> [STATED PROBLEM]
Take the data that follows and retype it word for word.

> [MATERIAL]
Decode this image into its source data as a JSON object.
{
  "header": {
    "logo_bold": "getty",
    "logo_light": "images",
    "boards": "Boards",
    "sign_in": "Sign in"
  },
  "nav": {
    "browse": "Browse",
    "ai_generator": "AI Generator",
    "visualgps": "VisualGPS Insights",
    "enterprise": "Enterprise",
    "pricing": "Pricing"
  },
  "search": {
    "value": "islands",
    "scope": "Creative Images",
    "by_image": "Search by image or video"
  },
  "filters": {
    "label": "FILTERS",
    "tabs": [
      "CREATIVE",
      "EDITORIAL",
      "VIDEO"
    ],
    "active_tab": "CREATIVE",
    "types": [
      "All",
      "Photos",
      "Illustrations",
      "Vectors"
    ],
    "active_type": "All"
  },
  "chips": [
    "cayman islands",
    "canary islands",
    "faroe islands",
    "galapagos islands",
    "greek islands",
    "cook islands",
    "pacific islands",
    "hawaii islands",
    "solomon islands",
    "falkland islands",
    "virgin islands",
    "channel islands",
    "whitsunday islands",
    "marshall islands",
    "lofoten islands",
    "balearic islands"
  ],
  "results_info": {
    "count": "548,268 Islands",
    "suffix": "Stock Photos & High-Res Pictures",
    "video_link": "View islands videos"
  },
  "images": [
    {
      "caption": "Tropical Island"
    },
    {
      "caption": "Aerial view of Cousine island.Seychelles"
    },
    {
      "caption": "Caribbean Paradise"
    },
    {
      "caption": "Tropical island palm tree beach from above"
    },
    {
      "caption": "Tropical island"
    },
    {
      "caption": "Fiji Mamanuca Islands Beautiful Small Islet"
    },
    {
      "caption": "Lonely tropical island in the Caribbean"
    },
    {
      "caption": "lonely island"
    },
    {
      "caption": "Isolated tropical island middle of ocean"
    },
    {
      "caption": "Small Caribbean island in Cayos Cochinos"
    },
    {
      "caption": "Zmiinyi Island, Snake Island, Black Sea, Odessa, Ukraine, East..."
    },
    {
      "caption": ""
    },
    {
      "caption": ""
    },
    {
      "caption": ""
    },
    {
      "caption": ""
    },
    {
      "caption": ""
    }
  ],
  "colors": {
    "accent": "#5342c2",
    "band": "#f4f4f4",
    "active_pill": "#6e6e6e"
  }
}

> [EXERCISE ANSWER]
Decode this image into its source data as a JSON object.
{
  "header": {
    "logo_bold": "getty",
    "logo_light": "images",
    "boards": "Boards",
    "sign_in": "Sign in"
  },
  "nav": {
    "browse": "Browse",
    "ai_generator": "AI Generator",
    "visualgps": "VisualGPS Insights",
    "enterprise": "Enterprise",
    "pricing": "Pricing"
  },
  "search": {
    "value": "islands",
    "scope": "Creative Images",
    "by_image": "Search by image or video"
  },
  "filters": {
    "label": "FILTERS",
    "tabs": [
      "CREATIVE",
      "EDITORIAL",
      "VIDEO"
    ],
    "active_tab": "CREATIVE",
    "types": [
      "All",
      "Photos",
      "Illustrations",
      "Vectors"
    ],
    "active_type": "All"
  },
  "chips": [
    "cayman islands",
    "canary islands",
    "faroe islands",
    "galapagos islands",
    "greek islands",
    "cook islands",
    "pacific islands",
    "hawaii islands",
    "solomon islands",
    "falkland islands",
    "virgin islands",
    "channel islands",
    "whitsunday islands",
    "marshall islands",
    "lofoten islands",
    "balearic islands"
  ],
  "results_info": {
    "count": "548,268 Islands",
    "suffix": "Stock Photos & High-Res Pictures",
    "video_link": "View islands videos"
  },
  "images": [
    {
      "caption": "Tropical Island"
    },
    {
      "caption": "Aerial view of Cousine island.Seychelles"
    },
    {
      "caption": "Caribbean Paradise"
    },
    {
      "caption": "Tropical island palm tree beach from above"
    },
    {
      "caption": "Tropical island"
    },
    {
      "caption": "Fiji Mamanuca Islands Beautiful Small Islet"
    },
    {
      "caption": "Lonely tropical island in the Caribbean"
    },
    {
      "caption": "lonely island"
    },
    {
      "caption": "Isolated tropical island middle of ocean"
    },
    {
      "caption": "Small Caribbean island in Cayos Cochinos"
    },
    {
      "caption": "Zmiinyi Island, Snake Island, Black Sea, Odessa, Ukraine, East..."
    },
    {
      "caption": ""
    },
    {
      "caption": ""
    },
    {
      "caption": ""
    },
    {
      "caption": ""
    },
    {
      "caption": ""
    }
  ],
  "colors": {
    "accent": "#5342c2",
    "band": "#f4f4f4",
    "active_pill": "#6e6e6e"
  }
}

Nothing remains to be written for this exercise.